Scan the lines below; pull out those with "Tampilan".

§

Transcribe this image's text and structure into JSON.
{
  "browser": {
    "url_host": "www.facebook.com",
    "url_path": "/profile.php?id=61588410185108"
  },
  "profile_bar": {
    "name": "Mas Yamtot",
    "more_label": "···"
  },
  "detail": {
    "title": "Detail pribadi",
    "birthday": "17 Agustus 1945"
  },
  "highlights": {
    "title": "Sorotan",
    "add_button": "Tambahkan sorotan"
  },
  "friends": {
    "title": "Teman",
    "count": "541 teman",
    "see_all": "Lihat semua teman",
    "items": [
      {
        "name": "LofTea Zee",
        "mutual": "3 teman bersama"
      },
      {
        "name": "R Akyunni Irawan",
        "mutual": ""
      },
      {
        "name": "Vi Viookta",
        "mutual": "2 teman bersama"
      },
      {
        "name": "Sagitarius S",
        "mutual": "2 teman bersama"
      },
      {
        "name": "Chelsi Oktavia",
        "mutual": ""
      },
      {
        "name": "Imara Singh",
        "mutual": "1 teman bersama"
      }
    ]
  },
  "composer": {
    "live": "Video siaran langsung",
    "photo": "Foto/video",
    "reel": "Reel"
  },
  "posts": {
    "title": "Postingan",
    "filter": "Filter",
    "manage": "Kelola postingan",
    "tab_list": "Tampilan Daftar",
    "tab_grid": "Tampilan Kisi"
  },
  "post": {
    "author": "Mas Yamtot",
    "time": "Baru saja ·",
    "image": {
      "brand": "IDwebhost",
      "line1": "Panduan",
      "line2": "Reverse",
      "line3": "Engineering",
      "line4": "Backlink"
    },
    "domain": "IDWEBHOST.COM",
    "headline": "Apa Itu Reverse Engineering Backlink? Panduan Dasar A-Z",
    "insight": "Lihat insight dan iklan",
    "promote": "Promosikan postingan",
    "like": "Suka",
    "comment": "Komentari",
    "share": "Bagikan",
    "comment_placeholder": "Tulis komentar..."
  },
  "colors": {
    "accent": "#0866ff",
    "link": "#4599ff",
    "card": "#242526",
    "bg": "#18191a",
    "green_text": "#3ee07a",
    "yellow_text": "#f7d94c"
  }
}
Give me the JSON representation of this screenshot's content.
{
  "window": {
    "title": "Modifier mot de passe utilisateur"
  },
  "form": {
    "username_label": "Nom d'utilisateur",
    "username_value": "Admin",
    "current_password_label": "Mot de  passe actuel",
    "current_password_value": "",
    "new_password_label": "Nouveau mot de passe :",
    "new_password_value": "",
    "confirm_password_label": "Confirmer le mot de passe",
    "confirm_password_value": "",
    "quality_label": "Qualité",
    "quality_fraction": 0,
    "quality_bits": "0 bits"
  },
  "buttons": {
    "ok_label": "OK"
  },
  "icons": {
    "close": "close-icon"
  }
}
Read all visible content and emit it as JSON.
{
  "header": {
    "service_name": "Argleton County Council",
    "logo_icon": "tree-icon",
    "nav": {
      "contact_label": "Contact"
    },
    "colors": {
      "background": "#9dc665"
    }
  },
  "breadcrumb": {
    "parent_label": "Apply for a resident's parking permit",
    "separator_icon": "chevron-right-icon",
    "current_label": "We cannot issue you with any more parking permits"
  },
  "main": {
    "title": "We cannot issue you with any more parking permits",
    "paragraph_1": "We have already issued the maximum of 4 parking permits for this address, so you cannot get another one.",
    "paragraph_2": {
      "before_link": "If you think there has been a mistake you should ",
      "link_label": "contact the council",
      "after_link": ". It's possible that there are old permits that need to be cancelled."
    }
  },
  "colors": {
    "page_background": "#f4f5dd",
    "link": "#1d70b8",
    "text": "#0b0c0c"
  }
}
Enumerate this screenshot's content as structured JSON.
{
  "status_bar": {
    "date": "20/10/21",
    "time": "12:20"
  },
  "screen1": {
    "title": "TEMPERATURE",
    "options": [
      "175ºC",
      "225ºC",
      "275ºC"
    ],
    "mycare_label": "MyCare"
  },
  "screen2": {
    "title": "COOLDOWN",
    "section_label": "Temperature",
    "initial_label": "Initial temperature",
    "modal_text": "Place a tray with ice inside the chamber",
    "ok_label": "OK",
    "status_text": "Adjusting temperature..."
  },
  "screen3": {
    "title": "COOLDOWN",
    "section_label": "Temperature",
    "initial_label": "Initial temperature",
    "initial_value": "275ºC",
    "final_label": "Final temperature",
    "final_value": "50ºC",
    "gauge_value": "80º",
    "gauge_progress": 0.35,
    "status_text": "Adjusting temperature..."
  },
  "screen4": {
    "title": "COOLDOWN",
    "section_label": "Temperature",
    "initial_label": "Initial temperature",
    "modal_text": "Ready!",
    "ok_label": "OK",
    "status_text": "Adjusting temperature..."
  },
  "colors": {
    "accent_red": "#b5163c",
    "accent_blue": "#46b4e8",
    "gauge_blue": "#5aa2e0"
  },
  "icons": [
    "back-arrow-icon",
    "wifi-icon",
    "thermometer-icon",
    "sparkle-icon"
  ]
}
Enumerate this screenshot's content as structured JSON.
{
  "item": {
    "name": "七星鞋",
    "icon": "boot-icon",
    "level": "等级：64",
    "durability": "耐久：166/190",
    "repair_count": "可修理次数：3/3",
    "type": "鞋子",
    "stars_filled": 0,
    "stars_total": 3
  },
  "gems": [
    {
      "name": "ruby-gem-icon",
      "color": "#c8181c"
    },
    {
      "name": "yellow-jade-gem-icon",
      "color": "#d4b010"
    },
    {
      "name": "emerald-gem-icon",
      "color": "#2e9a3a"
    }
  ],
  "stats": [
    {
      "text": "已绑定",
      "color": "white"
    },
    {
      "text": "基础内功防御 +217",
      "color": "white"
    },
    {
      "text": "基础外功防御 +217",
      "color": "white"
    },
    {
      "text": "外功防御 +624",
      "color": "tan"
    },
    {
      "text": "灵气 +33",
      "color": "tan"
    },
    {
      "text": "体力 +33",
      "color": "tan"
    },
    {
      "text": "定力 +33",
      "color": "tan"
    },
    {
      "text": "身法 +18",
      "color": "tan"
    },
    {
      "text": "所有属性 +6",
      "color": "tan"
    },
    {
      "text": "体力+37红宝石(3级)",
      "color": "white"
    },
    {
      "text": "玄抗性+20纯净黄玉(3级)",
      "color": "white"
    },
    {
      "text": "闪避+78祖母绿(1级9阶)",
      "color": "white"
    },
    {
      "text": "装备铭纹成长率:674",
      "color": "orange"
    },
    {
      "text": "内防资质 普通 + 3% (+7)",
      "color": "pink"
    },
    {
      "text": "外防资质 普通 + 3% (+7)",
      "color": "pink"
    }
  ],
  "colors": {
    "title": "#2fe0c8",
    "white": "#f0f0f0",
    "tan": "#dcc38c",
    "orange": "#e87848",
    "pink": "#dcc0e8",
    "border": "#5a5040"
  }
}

§

Output of the exercise
    "tab_list": "Tampilan Daftar",
    "tab_grid": "Tampilan Kisi"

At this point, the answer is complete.